▶ Data records:

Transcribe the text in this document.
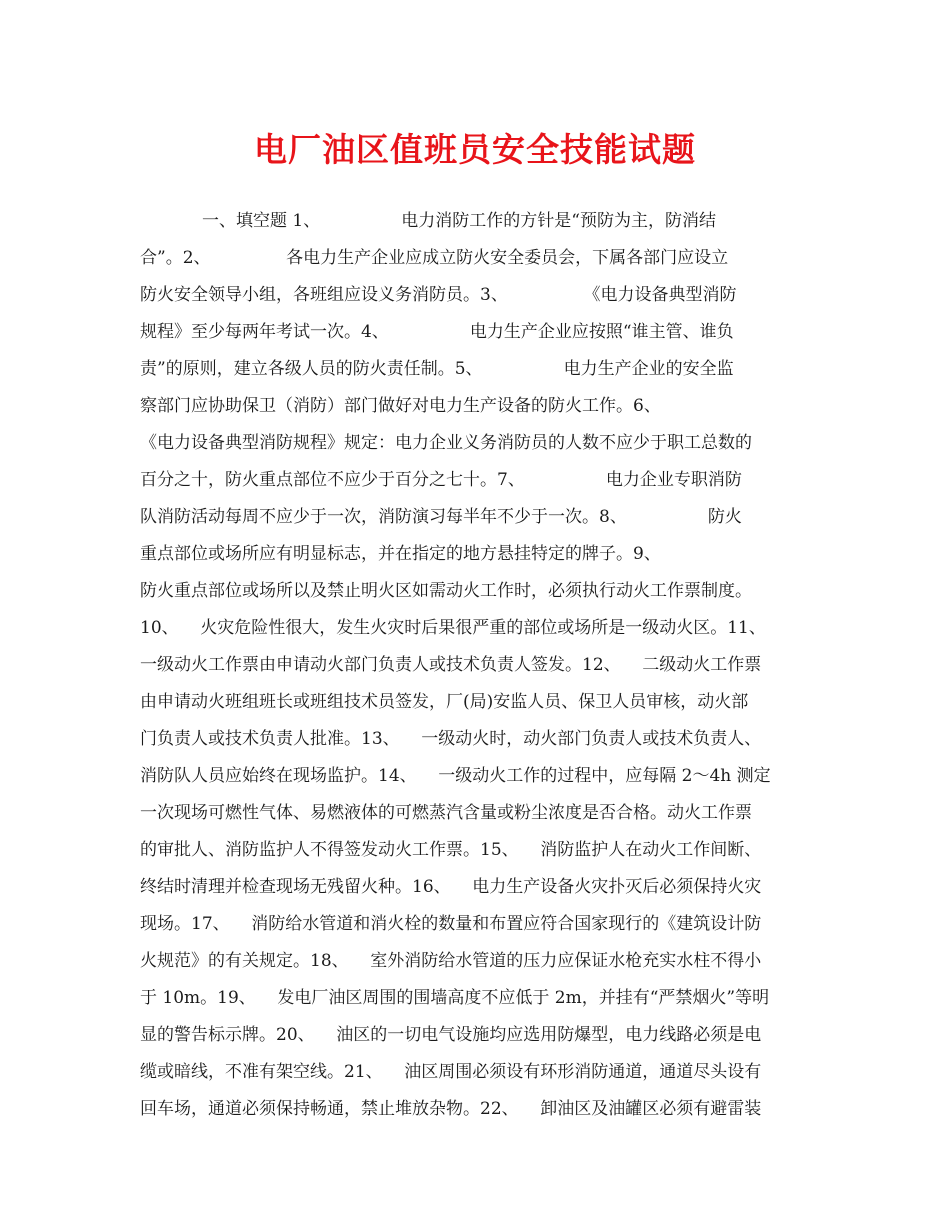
电厂油区值班员安全技能试题
一、填空题 1、               电力消防工作的方针是“预防为主，防消结
合”。2、              各电力生产企业应成立防火安全委员会，下属各部门应设立
防火安全领导小组，各班组应设义务消防员。3、              《电力设备典型消防
规程》至少每两年考试一次。4、               电力生产企业应按照“谁主管、谁负
责”的原则，建立各级人员的防火责任制。5、               电力生产企业的安全监
察部门应协助保卫（消防）部门做好对电力生产设备的防火工作。6、
《电力设备典型消防规程》规定：电力企业义务消防员的人数不应少于职工总数的
百分之十，防火重点部位不应少于百分之七十。7、               电力企业专职消防
队消防活动每周不应少于一次，消防演习每半年不少于一次。8、               防火
重点部位或场所应有明显标志，并在指定的地方悬挂特定的牌子。9、
防火重点部位或场所以及禁止明火区如需动火工作时，必须执行动火工作票制度。
10、    火灾危险性很大，发生火灾时后果很严重的部位或场所是一级动火区。11、
一级动火工作票由申请动火部门负责人或技术负责人签发。12、    二级动火工作票
由申请动火班组班长或班组技术员签发，厂(局)安监人员、保卫人员审核，动火部
门负责人或技术负责人批准。13、    一级动火时，动火部门负责人或技术负责人、
消防队人员应始终在现场监护。14、    一级动火工作的过程中，应每隔 2～4h 测定
一次现场可燃性气体、易燃液体的可燃蒸汽含量或粉尘浓度是否合格。动火工作票
的审批人、消防监护人不得签发动火工作票。15、    消防监护人在动火工作间断、
终结时清理并检查现场无残留火种。16、    电力生产设备火灾扑灭后必须保持火灾
现场。17、    消防给水管道和消火栓的数量和布置应符合国家现行的《建筑设计防
火规范》的有关规定。18、    室外消防给水管道的压力应保证水枪充实水柱不得小
于 10m。19、    发电厂油区周围的围墙高度不应低于 2m，并挂有“严禁烟火”等明
显的警告标示牌。20、    油区的一切电气设施均应选用防爆型，电力线路必须是电
缆或暗线，不准有架空线。21、    油区周围必须设有环形消防通道，通道尽头设有
回车场，通道必须保持畅通，禁止堆放杂物。22、    卸油区及油罐区必须有避雷装
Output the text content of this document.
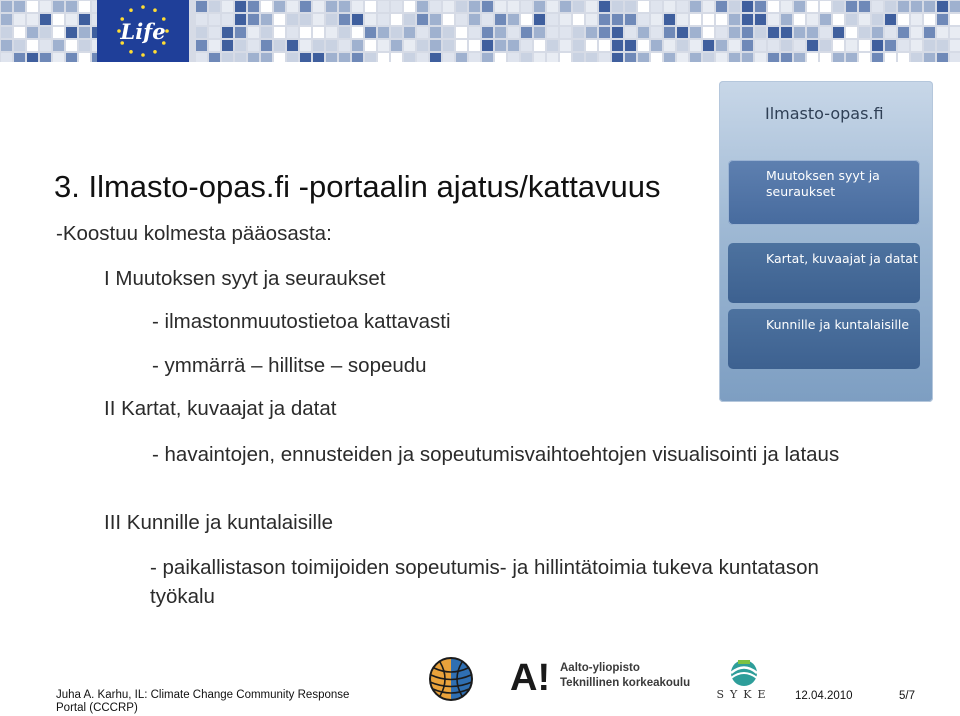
Life
3. Ilmasto-opas.fi -portaalin ajatus/kattavuus
-Koostuu kolmesta pääosasta:
I Muutoksen syyt ja seuraukset
- ilmastonmuutostietoa kattavasti
- ymmärrä – hillitse – sopeudu
II Kartat, kuvaajat ja datat
- havaintojen, ennusteiden ja sopeutumisvaihtoehtojen visualisointi ja lataus
III Kunnille ja kuntalaisille
- paikallistason toimijoiden sopeutumis- ja hillintätoimia tukeva kuntatason työkalu
Ilmasto-opas.fi
Muutoksen syyt ja seuraukset
Kartat, kuvaajat ja datat
Kunnille ja kuntalaisille
Juha A. Karhu, IL: Climate Change Community Response Portal (CCCRP)
A! Aalto-yliopisto
Teknillinen korkeakoulu
SYKE 12.04.2010	5/7
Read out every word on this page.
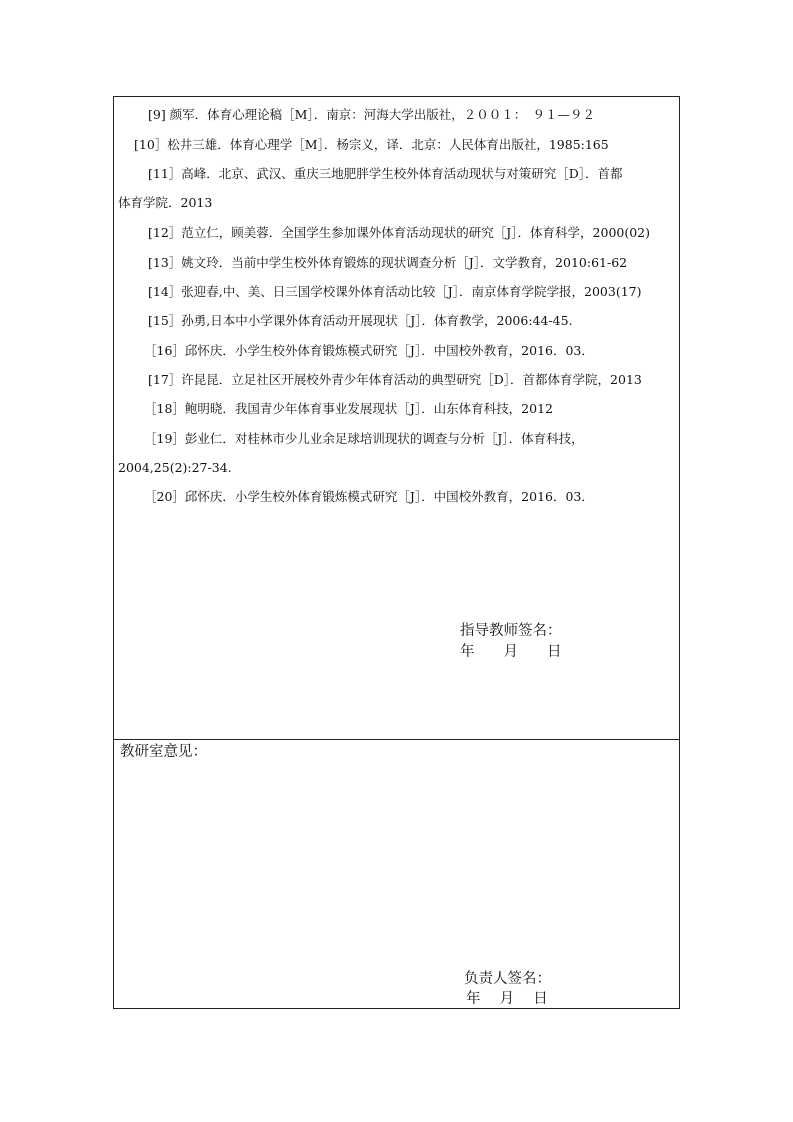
[9] 颜军．体育心理论稿［M］．南京：河海大学出版社，２００１：　９１—９２
[10］松井三雄．体育心理学［M］．杨宗义，译．北京：人民体育出版社，1985:165
[11］高峰．北京、武汉、重庆三地肥胖学生校外体育活动现状与对策研究［D］．首都
体育学院．2013
[12］范立仁，顾美蓉．全国学生参加课外体育活动现状的研究［J］．体育科学，2000(02)
[13］姚文玲．当前中学生校外体育锻炼的现状调查分析［J］．文学教育，2010:61-62
[14］张迎春,中、美、日三国学校课外体育活动比较［J］．南京体育学院学报，2003(17)
[15］孙勇,日本中小学课外体育活动开展现状［J］．体育教学，2006:44-45.
［16］邱怀庆．小学生校外体育锻炼模式研究［J］．中国校外教育，2016．03．
[17］许昆昆．立足社区开展校外青少年体育活动的典型研究［D］．首都体育学院，2013
［18］鲍明晓．我国青少年体育事业发展现状［J］．山东体育科技，2012
［19］彭业仁．对桂林市少儿业余足球培训现状的调查与分析［J］．体育科技，
2004,25(2):27-34.
［20］邱怀庆．小学生校外体育锻炼模式研究［J］．中国校外教育，2016．03．
指导教师签名：
年　　月　　日
教研室意见：
负责人签名：
年　 月　 日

▶ Goal of the exercise: Make an exact reproduction of the listing above, without any pictures.

▶ Reply to the task:
Transcribe the text in this document.
电厂油区值班员安全技能试题
一、填空题 1、               电力消防工作的方针是“预防为主，防消结
合”。2、              各电力生产企业应成立防火安全委员会，下属各部门应设立
防火安全领导小组，各班组应设义务消防员。3、              《电力设备典型消防
规程》至少每两年考试一次。4、               电力生产企业应按照“谁主管、谁负
责”的原则，建立各级人员的防火责任制。5、               电力生产企业的安全监
察部门应协助保卫（消防）部门做好对电力生产设备的防火工作。6、
《电力设备典型消防规程》规定：电力企业义务消防员的人数不应少于职工总数的
百分之十，防火重点部位不应少于百分之七十。7、               电力企业专职消防
队消防活动每周不应少于一次，消防演习每半年不少于一次。8、               防火
重点部位或场所应有明显标志，并在指定的地方悬挂特定的牌子。9、
防火重点部位或场所以及禁止明火区如需动火工作时，必须执行动火工作票制度。
10、    火灾危险性很大，发生火灾时后果很严重的部位或场所是一级动火区。11、
一级动火工作票由申请动火部门负责人或技术负责人签发。12、    二级动火工作票
由申请动火班组班长或班组技术员签发，厂(局)安监人员、保卫人员审核，动火部
门负责人或技术负责人批准。13、    一级动火时，动火部门负责人或技术负责人、
消防队人员应始终在现场监护。14、    一级动火工作的过程中，应每隔 2～4h 测定
一次现场可燃性气体、易燃液体的可燃蒸汽含量或粉尘浓度是否合格。动火工作票
的审批人、消防监护人不得签发动火工作票。15、    消防监护人在动火工作间断、
终结时清理并检查现场无残留火种。16、    电力生产设备火灾扑灭后必须保持火灾
现场。17、    消防给水管道和消火栓的数量和布置应符合国家现行的《建筑设计防
火规范》的有关规定。18、    室外消防给水管道的压力应保证水枪充实水柱不得小
于 10m。19、    发电厂油区周围的围墙高度不应低于 2m，并挂有“严禁烟火”等明
显的警告标示牌。20、    油区的一切电气设施均应选用防爆型，电力线路必须是电
缆或暗线，不准有架空线。21、    油区周围必须设有环形消防通道，通道尽头设有
回车场，通道必须保持畅通，禁止堆放杂物。22、    卸油区及油罐区必须有避雷装
Output the text content of this document.
Life
3. Ilmasto-opas.fi -portaalin ajatus/kattavuus
-Koostuu kolmesta pääosasta:
I Muutoksen syyt ja seuraukset
- ilmastonmuutostietoa kattavasti
- ymmärrä – hillitse – sopeudu
II Kartat, kuvaajat ja datat
- havaintojen, ennusteiden ja sopeutumisvaihtoehtojen visualisointi ja lataus
III Kunnille ja kuntalaisille
- paikallistason toimijoiden sopeutumis- ja hillintätoimia tukeva kuntatason työkalu
Ilmasto-opas.fi
Muutoksen syyt ja seuraukset
Kartat, kuvaajat ja datat
Kunnille ja kuntalaisille
Juha A. Karhu, IL: Climate Change Community Response Portal (CCCRP)
A! Aalto-yliopisto
Teknillinen korkeakoulu
SYKE 12.04.2010	5/7
Read out every word on this page.
[9] 颜军．体育心理论稿［M］．南京：河海大学出版社，２００１：　９１—９２
[10］松井三雄．体育心理学［M］．杨宗义，译．北京：人民体育出版社，1985:165
[11］高峰．北京、武汉、重庆三地肥胖学生校外体育活动现状与对策研究［D］．首都
体育学院．2013
[12］范立仁，顾美蓉．全国学生参加课外体育活动现状的研究［J］．体育科学，2000(02)
[13］姚文玲．当前中学生校外体育锻炼的现状调查分析［J］．文学教育，2010:61-62
[14］张迎春,中、美、日三国学校课外体育活动比较［J］．南京体育学院学报，2003(17)
[15］孙勇,日本中小学课外体育活动开展现状［J］．体育教学，2006:44-45.
［16］邱怀庆．小学生校外体育锻炼模式研究［J］．中国校外教育，2016．03．
[17］许昆昆．立足社区开展校外青少年体育活动的典型研究［D］．首都体育学院，2013
［18］鲍明晓．我国青少年体育事业发展现状［J］．山东体育科技，2012
［19］彭业仁．对桂林市少儿业余足球培训现状的调查与分析［J］．体育科技，
2004,25(2):27-34.
［20］邱怀庆．小学生校外体育锻炼模式研究［J］．中国校外教育，2016．03．
指导教师签名：
年　　月　　日
教研室意见：
负责人签名：
年　 月　 日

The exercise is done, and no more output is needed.